===== DATA SECTION =====

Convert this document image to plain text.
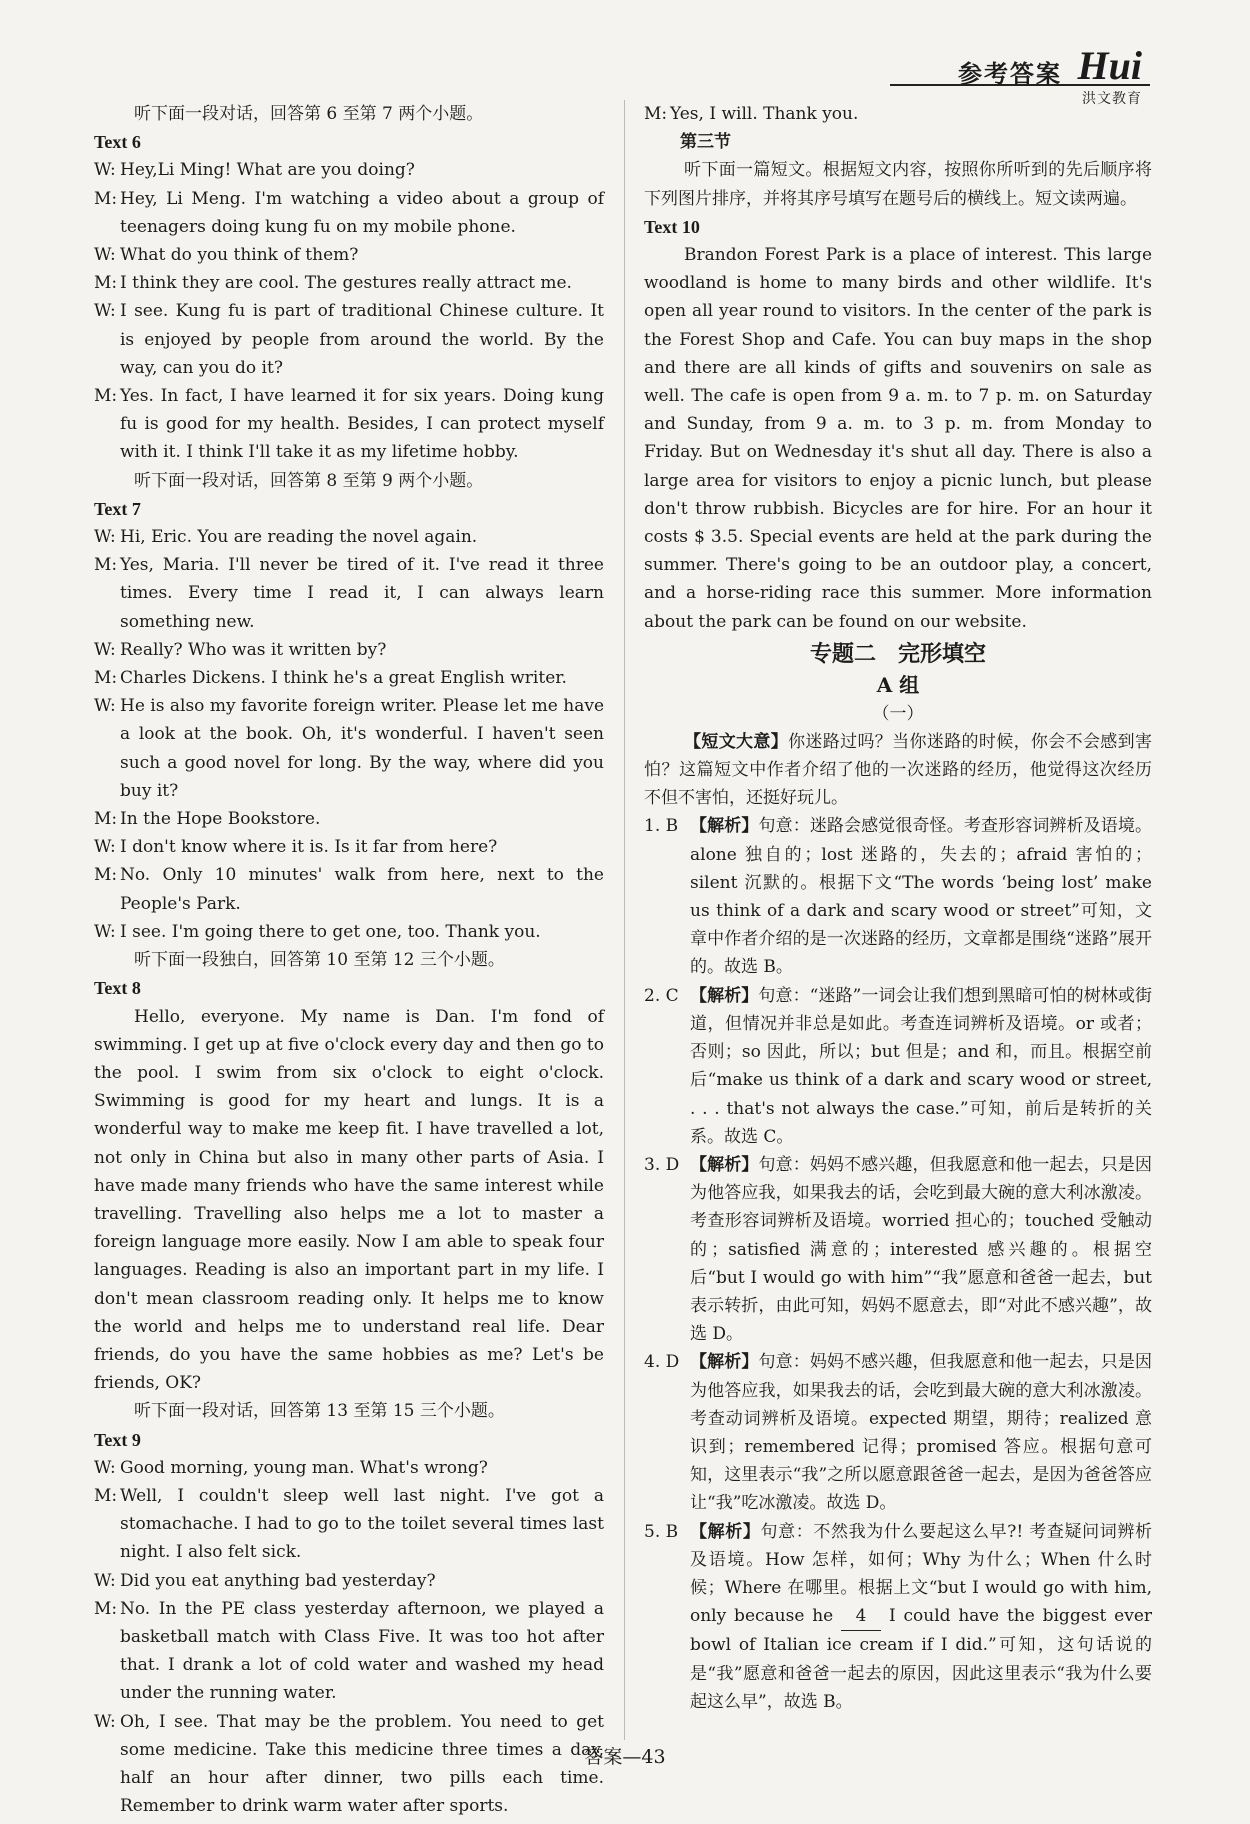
参考答案 Hui
洪文教育

听下面一段对话，回答第 6 至第 7 两个小题。

Text 6

W: Hey,Li Ming! What are you doing?
M: Hey, Li Meng. I'm watching a video about a group of teenagers doing kung fu on my mobile phone.
W: What do you think of them?
M: I think they are cool. The gestures really attract me.
W: I see. Kung fu is part of traditional Chinese culture. It is enjoyed by people from around the world. By the way, can you do it?
M: Yes. In fact, I have learned it for six years. Doing kung fu is good for my health. Besides, I can protect myself with it. I think I'll take it as my lifetime hobby.

听下面一段对话，回答第 8 至第 9 两个小题。

Text 7

W: Hi, Eric. You are reading the novel again.
M: Yes, Maria. I'll never be tired of it. I've read it three times. Every time I read it, I can always learn something new.
W: Really? Who was it written by?
M: Charles Dickens. I think he's a great English writer.
W: He is also my favorite foreign writer. Please let me have a look at the book. Oh, it's wonderful. I haven't seen such a good novel for long. By the way, where did you buy it?
M: In the Hope Bookstore.
W: I don't know where it is. Is it far from here?
M: No. Only 10 minutes' walk from here, next to the People's Park.
W: I see. I'm going there to get one, too. Thank you.

听下面一段独白，回答第 10 至第 12 三个小题。

Text 8

Hello, everyone. My name is Dan. I'm fond of swimming. I get up at five o'clock every day and then go to the pool. I swim from six o'clock to eight o'clock. Swimming is good for my heart and lungs. It is a wonderful way to make me keep fit. I have travelled a lot, not only in China but also in many other parts of Asia. I have made many friends who have the same interest while travelling. Travelling also helps me a lot to master a foreign language more easily. Now I am able to speak four languages. Reading is also an important part in my life. I don't mean classroom reading only. It helps me to know the world and helps me to understand real life. Dear friends, do you have the same hobbies as me? Let's be friends, OK?

听下面一段对话，回答第 13 至第 15 三个小题。

Text 9

W: Good morning, young man. What's wrong?
M: Well, I couldn't sleep well last night. I've got a stomachache. I had to go to the toilet several times last night. I also felt sick.
W: Did you eat anything bad yesterday?
M: No. In the PE class yesterday afternoon, we played a basketball match with Class Five. It was too hot after that. I drank a lot of cold water and washed my head under the running water.
W: Oh, I see. That may be the problem. You need to get some medicine. Take this medicine three times a day, half an hour after dinner, two pills each time. Remember to drink warm water after sports.
M: Yes, I will. Thank you.

第三节

听下面一篇短文。根据短文内容，按照你所听到的先后顺序将下列图片排序，并将其序号填写在题号后的横线上。短文读两遍。

Text 10

Brandon Forest Park is a place of interest. This large woodland is home to many birds and other wildlife. It's open all year round to visitors. In the center of the park is the Forest Shop and Cafe. You can buy maps in the shop and there are all kinds of gifts and souvenirs on sale as well. The cafe is open from 9 a. m. to 7 p. m. on Saturday and Sunday, from 9 a. m. to 3 p. m. from Monday to Friday. But on Wednesday it's shut all day. There is also a large area for visitors to enjoy a picnic lunch, but please don't throw rubbish. Bicycles are for hire. For an hour it costs $ 3.5. Special events are held at the park during the summer. There's going to be an outdoor play, a concert, and a horse-riding race this summer. More information about the park can be found on our website.

专题二　完形填空

A 组

（一）

【短文大意】你迷路过吗？当你迷路的时候，你会不会感到害怕？这篇短文中作者介绍了他的一次迷路的经历，他觉得这次经历不但不害怕，还挺好玩儿。

1. B 【解析】句意：迷路会感觉很奇怪。考查形容词辨析及语境。alone 独自的；lost 迷路的，失去的；afraid 害怕的；silent 沉默的。根据下文“The words ‘being lost’ make us think of a dark and scary wood or street”可知，文章中作者介绍的是一次迷路的经历，文章都是围绕“迷路”展开的。故选 B。
2. C 【解析】句意：“迷路”一词会让我们想到黑暗可怕的树林或街道，但情况并非总是如此。考查连词辨析及语境。or 或者；否则；so 因此，所以；but 但是；and 和，而且。根据空前后“make us think of a dark and scary wood or street, . . . that's not always the case.”可知，前后是转折的关系。故选 C。
3. D 【解析】句意：妈妈不感兴趣，但我愿意和他一起去，只是因为他答应我，如果我去的话，会吃到最大碗的意大利冰激凌。考查形容词辨析及语境。worried 担心的；touched 受触动的；satisfied 满意的；interested 感兴趣的。根据空后“but I would go with him”“我”愿意和爸爸一起去，but 表示转折，由此可知，妈妈不愿意去，即“对此不感兴趣”，故选 D。
4. D 【解析】句意：妈妈不感兴趣，但我愿意和他一起去，只是因为他答应我，如果我去的话，会吃到最大碗的意大利冰激凌。考查动词辨析及语境。expected 期望，期待；realized 意识到；remembered 记得；promised 答应。根据句意可知，这里表示“我”之所以愿意跟爸爸一起去，是因为爸爸答应让“我”吃冰激凌。故选 D。
5. B 【解析】句意：不然我为什么要起这么早?! 考查疑问词辨析及语境。How 怎样，如何；Why 为什么；When 什么时候；Where 在哪里。根据上文“but I would go with him, only because he 4 I could have the biggest ever bowl of Italian ice cream if I did.”可知，这句话说的是“我”愿意和爸爸一起去的原因，因此这里表示“我为什么要起这么早”，故选 B。
答案—43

=====

**AIM OF THE EXERCISE**.
Look through the material above and work out how many of its lines contain "但我愿意和他一起去". State the number only.

**TASK OUTPUT**.
2